*Instructions for the task*
Return each line of the listing below, unchanged, and omit the images.

*Source data*

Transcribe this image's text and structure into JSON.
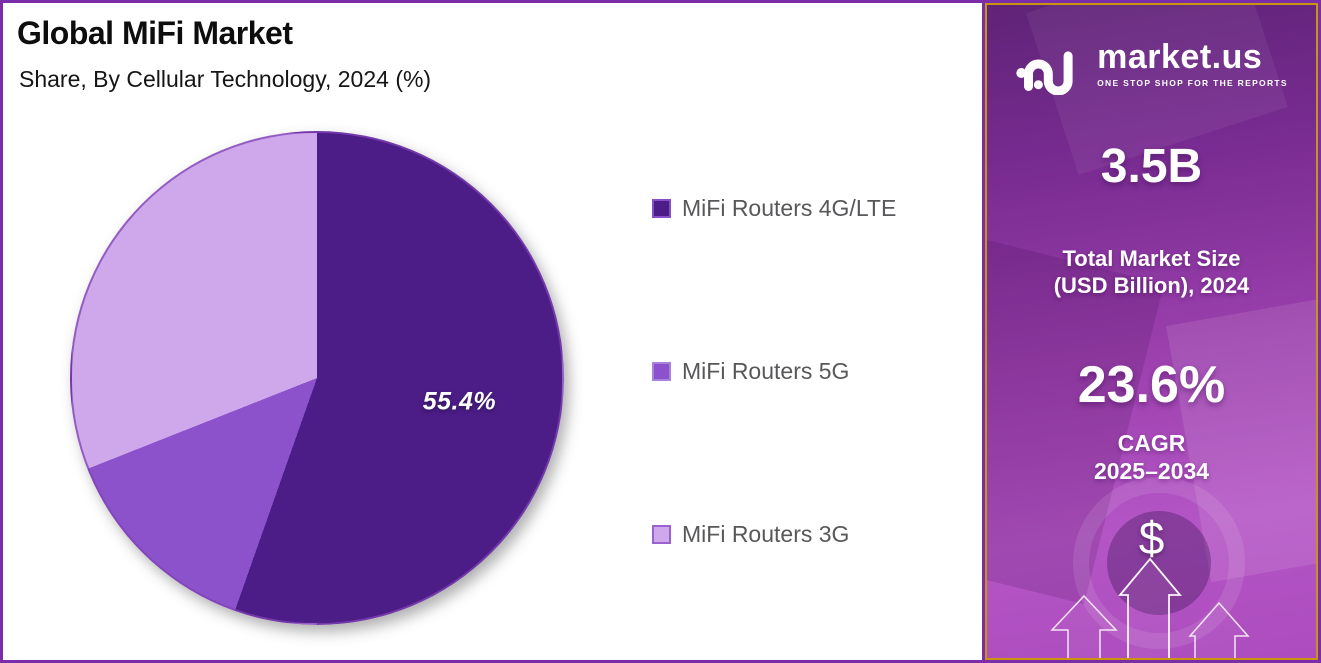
{
  "frame": {
    "border_color": "#7B2CA8"
  },
  "chart": {
    "title": "Global MiFi Market",
    "subtitle": "Share, By Cellular Technology, 2024 (%)",
    "slice_label": "55.4%"
  },
  "chart_data": {
    "type": "pie",
    "title": "Global MiFi Market",
    "subtitle": "Share, By Cellular Technology, 2024 (%)",
    "categories": [
      "MiFi Routers 4G/LTE",
      "MiFi Routers 5G",
      "MiFi Routers 3G"
    ],
    "values": [
      55.4,
      13.6,
      31.0
    ],
    "colors": [
      "#4C1D87",
      "#8B52CC",
      "#CFA8EC"
    ],
    "data_labels": [
      {
        "category": "MiFi Routers 4G/LTE",
        "text": "55.4%"
      }
    ],
    "start_angle_deg": 0,
    "direction": "clockwise",
    "legend_position": "right"
  },
  "legend": {
    "items": [
      {
        "label": "MiFi Routers 4G/LTE",
        "marker_color": "#4C1D87",
        "marker_border": "#8A4FC7"
      },
      {
        "label": "MiFi Routers 5G",
        "marker_color": "#8B52CC",
        "marker_border": "#A983D9"
      },
      {
        "label": "MiFi Routers 3G",
        "marker_color": "#CFA8EC",
        "marker_border": "#9A63CF"
      }
    ]
  },
  "sidebar": {
    "logo": {
      "brand": "market.us",
      "tagline": "ONE STOP SHOP FOR THE REPORTS"
    },
    "market_size": {
      "value": "3.5B",
      "label_line1": "Total Market Size",
      "label_line2": "(USD Billion), 2024"
    },
    "cagr": {
      "value": "23.6%",
      "label_line1": "CAGR",
      "label_line2": "2025–2034"
    },
    "dollar_symbol": "$",
    "colors": {
      "border_gold": "#C9940E",
      "bg_top": "#5F2377",
      "bg_mid": "#9A3FAC",
      "bg_bottom": "#B455C5"
    }
  }
}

*Answer to the exercise*
Transcribe this image's text and structure into JSON.
{
  "frame": {
    "border_color": "#7B2CA8"
  },
  "chart": {
    "title": "Global MiFi Market",
    "subtitle": "Share, By Cellular Technology, 2024 (%)",
    "slice_label": "55.4%"
  },
  "chart_data": {
    "type": "pie",
    "title": "Global MiFi Market",
    "subtitle": "Share, By Cellular Technology, 2024 (%)",
    "categories": [
      "MiFi Routers 4G/LTE",
      "MiFi Routers 5G",
      "MiFi Routers 3G"
    ],
    "values": [
      55.4,
      13.6,
      31.0
    ],
    "colors": [
      "#4C1D87",
      "#8B52CC",
      "#CFA8EC"
    ],
    "data_labels": [
      {
        "category": "MiFi Routers 4G/LTE",
        "text": "55.4%"
      }
    ],
    "start_angle_deg": 0,
    "direction": "clockwise",
    "legend_position": "right"
  },
  "legend": {
    "items": [
      {
        "label": "MiFi Routers 4G/LTE",
        "marker_color": "#4C1D87",
        "marker_border": "#8A4FC7"
      },
      {
        "label": "MiFi Routers 5G",
        "marker_color": "#8B52CC",
        "marker_border": "#A983D9"
      },
      {
        "label": "MiFi Routers 3G",
        "marker_color": "#CFA8EC",
        "marker_border": "#9A63CF"
      }
    ]
  },
  "sidebar": {
    "logo": {
      "brand": "market.us",
      "tagline": "ONE STOP SHOP FOR THE REPORTS"
    },
    "market_size": {
      "value": "3.5B",
      "label_line1": "Total Market Size",
      "label_line2": "(USD Billion), 2024"
    },
    "cagr": {
      "value": "23.6%",
      "label_line1": "CAGR",
      "label_line2": "2025–2034"
    },
    "dollar_symbol": "$",
    "colors": {
      "border_gold": "#C9940E",
      "bg_top": "#5F2377",
      "bg_mid": "#9A3FAC",
      "bg_bottom": "#B455C5"
    }
  }
}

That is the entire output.